===== GIVEN INFORMATION =====

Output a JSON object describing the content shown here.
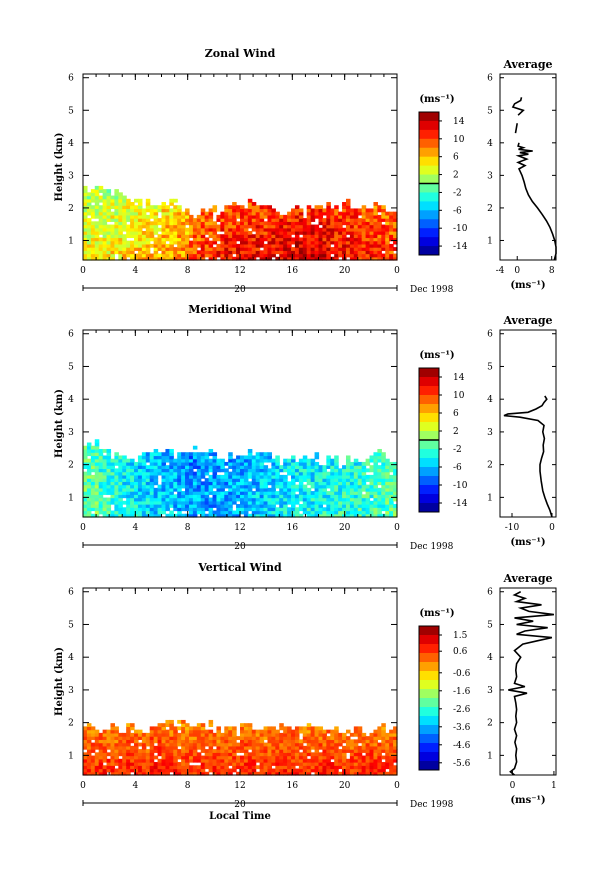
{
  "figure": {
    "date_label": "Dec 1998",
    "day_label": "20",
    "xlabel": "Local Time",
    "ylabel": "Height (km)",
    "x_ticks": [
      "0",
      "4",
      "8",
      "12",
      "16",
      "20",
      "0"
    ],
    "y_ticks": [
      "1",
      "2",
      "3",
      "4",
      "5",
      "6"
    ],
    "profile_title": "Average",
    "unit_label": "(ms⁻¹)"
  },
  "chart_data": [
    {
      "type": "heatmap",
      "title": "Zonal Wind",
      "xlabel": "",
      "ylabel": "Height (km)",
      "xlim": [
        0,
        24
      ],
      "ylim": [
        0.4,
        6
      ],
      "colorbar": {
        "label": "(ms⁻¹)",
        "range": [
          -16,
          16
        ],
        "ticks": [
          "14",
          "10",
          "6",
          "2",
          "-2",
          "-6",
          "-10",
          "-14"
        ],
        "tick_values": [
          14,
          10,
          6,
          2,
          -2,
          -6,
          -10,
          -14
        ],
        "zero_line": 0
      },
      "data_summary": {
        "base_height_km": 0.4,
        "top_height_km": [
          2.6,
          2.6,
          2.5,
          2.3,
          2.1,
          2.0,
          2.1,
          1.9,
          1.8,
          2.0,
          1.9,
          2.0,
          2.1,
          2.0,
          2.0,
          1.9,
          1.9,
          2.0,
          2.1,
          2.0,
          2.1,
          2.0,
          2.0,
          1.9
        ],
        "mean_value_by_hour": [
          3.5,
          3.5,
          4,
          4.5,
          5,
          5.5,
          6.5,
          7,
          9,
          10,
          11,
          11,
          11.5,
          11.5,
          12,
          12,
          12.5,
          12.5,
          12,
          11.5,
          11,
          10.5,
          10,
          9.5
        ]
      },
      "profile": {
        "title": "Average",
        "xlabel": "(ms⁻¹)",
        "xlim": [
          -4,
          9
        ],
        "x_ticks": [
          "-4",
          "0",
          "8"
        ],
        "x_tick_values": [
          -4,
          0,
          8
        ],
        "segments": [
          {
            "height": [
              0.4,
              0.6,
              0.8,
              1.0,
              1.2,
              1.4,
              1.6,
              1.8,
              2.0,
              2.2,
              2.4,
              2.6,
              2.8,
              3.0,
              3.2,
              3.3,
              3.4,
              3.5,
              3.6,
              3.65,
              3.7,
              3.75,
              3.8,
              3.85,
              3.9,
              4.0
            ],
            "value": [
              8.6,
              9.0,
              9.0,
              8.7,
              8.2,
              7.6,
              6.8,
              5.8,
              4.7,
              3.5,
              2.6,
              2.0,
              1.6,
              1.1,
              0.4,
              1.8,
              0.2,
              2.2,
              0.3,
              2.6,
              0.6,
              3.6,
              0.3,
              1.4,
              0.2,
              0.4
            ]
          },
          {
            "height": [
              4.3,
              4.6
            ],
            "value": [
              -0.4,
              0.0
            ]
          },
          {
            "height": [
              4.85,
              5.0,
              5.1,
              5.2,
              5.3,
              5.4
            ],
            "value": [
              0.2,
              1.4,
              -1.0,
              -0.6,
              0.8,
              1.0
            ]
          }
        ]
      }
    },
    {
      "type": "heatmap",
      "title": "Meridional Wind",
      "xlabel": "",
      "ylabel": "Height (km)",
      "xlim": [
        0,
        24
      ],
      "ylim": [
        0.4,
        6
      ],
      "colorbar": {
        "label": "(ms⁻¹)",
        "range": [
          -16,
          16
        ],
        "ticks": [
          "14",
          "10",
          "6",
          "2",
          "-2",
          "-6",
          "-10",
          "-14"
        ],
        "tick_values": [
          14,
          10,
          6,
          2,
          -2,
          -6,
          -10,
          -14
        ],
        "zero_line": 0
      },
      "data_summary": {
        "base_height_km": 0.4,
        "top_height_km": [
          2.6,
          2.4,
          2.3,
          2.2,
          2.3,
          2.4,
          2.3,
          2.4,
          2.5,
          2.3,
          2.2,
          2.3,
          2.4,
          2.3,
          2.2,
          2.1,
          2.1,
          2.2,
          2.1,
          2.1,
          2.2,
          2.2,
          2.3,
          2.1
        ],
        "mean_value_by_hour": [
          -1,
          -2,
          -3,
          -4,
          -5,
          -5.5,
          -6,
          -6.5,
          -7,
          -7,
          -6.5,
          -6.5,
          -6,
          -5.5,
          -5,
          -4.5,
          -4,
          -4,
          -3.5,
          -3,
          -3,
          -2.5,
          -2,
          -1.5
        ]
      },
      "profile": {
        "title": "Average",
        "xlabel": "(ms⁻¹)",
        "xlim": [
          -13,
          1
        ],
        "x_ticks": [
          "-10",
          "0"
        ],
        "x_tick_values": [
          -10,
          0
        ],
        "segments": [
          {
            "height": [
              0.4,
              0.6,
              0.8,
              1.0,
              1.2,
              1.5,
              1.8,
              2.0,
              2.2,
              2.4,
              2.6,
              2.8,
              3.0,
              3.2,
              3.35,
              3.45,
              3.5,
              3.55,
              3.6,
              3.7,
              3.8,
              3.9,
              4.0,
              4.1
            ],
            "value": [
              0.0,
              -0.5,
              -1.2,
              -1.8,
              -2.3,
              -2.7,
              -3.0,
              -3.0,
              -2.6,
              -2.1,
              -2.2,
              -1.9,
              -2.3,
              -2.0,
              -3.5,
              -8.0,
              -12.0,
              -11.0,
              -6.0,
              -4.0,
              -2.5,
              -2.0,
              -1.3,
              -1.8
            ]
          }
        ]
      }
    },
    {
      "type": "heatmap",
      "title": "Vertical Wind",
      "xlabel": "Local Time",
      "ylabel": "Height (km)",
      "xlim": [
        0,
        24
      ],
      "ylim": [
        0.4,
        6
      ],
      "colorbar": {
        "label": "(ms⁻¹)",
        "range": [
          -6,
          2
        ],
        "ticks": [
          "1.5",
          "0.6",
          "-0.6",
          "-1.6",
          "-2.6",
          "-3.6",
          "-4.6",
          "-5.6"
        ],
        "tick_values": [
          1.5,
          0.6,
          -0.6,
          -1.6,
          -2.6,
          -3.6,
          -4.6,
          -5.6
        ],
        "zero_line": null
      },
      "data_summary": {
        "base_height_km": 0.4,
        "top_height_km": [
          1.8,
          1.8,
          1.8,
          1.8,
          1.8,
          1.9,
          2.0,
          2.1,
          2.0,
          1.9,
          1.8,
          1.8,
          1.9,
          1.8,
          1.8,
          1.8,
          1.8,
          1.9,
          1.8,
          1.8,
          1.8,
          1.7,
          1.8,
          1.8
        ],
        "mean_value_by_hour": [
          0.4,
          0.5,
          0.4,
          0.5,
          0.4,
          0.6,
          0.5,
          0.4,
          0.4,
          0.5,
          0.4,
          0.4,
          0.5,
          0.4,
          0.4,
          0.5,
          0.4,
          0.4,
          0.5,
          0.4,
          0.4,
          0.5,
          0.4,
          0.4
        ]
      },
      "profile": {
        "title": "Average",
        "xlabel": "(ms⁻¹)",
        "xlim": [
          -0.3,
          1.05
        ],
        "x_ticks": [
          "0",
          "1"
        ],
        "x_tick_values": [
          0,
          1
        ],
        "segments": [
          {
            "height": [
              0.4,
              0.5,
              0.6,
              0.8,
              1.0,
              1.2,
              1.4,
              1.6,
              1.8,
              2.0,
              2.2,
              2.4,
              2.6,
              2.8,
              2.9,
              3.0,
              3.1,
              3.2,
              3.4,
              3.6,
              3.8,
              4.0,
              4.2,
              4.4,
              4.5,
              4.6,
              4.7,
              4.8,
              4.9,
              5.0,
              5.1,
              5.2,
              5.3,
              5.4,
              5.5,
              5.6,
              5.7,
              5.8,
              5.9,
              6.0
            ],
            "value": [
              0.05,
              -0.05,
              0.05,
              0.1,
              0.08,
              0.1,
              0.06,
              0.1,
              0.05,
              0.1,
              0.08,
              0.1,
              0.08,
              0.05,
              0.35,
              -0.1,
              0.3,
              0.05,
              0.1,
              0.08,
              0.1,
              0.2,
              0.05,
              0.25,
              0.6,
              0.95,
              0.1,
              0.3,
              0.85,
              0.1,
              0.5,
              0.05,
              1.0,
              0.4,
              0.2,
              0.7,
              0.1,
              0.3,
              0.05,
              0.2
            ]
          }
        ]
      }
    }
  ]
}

=====

--- WHAT TO DO ---
Find how many of the lines above have the word "Time" in them. State only that number.

--- SOLUTION FOR THIS EXERCISE ---
2